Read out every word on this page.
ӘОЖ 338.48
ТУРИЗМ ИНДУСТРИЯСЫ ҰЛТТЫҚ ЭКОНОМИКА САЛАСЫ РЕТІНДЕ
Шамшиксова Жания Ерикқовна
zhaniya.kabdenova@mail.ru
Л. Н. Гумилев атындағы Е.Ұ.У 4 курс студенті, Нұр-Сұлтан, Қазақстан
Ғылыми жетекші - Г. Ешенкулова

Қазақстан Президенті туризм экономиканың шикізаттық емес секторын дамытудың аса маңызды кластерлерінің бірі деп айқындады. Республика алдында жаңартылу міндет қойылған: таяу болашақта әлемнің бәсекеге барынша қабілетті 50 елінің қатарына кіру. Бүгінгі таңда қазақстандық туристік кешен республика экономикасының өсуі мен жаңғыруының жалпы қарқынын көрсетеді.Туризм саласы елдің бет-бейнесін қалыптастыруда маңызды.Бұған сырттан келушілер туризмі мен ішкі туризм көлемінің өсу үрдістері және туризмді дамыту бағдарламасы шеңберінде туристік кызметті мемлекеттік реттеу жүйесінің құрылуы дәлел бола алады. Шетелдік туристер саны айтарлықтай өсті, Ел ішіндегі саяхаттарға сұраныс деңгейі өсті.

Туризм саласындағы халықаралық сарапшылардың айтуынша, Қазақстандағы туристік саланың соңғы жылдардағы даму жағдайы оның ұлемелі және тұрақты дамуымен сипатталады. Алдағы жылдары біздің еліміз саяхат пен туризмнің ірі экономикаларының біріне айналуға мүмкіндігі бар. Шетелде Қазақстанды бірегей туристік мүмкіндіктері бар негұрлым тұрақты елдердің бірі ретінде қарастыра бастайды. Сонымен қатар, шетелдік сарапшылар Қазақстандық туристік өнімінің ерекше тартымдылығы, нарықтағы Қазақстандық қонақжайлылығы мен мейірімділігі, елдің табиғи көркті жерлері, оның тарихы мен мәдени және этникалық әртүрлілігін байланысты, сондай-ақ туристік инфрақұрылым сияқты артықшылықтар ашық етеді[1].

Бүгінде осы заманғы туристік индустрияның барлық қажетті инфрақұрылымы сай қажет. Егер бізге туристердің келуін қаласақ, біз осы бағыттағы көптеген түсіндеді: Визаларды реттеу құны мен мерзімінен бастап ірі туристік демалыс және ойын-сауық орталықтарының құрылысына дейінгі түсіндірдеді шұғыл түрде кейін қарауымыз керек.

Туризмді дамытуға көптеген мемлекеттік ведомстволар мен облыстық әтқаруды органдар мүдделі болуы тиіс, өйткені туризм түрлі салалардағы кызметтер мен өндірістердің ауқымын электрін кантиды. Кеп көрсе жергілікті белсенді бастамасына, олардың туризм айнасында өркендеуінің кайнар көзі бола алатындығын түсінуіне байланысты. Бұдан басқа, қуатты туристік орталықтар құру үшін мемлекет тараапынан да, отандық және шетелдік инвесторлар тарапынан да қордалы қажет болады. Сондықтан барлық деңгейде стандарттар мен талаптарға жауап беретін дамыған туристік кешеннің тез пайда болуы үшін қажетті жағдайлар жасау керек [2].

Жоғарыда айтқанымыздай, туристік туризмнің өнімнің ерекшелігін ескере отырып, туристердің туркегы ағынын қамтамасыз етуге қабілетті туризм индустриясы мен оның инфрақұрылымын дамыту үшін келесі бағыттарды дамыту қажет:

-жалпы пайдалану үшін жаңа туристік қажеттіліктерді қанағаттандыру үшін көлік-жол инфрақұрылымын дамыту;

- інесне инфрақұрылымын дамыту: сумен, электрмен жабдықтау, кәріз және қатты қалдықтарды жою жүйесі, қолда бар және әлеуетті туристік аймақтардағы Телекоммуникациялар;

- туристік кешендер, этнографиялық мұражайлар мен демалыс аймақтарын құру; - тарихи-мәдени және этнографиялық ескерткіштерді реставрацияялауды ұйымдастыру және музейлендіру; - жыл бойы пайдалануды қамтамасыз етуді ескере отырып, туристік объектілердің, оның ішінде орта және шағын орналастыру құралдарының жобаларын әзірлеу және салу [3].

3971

## PROBLEM TO SOLVE:
Extract all lines from the data in which "демалыс" is found.

## IN RESPONSE:
Бүгінде осы заманғы туристік индустрияның барлық қажетті инфрақұрылымы сай қажет. Егер бізге туристердің келуін қаласақ, біз осы бағыттағы көптеген түсіндеді: Визаларды реттеу құны мен мерзімінен бастап ірі туристік демалыс және ойын-сауық орталықтарының құрылысына дейінгі түсіндірдеді шұғыл түрде кейін қарауымыз керек.
- туристік кешендер, этнографиялық мұражайлар мен демалыс аймақтарын құру; - тарихи-мәдени және этнографиялық ескерткіштерді реставрацияялауды ұйымдастыру және музейлендіру; - жыл бойы пайдалануды қамтамасыз етуді ескере отырып, туристік объектілердің, оның ішінде орта және шағын орналастыру құралдарының жобаларын әзірлеу және салу [3].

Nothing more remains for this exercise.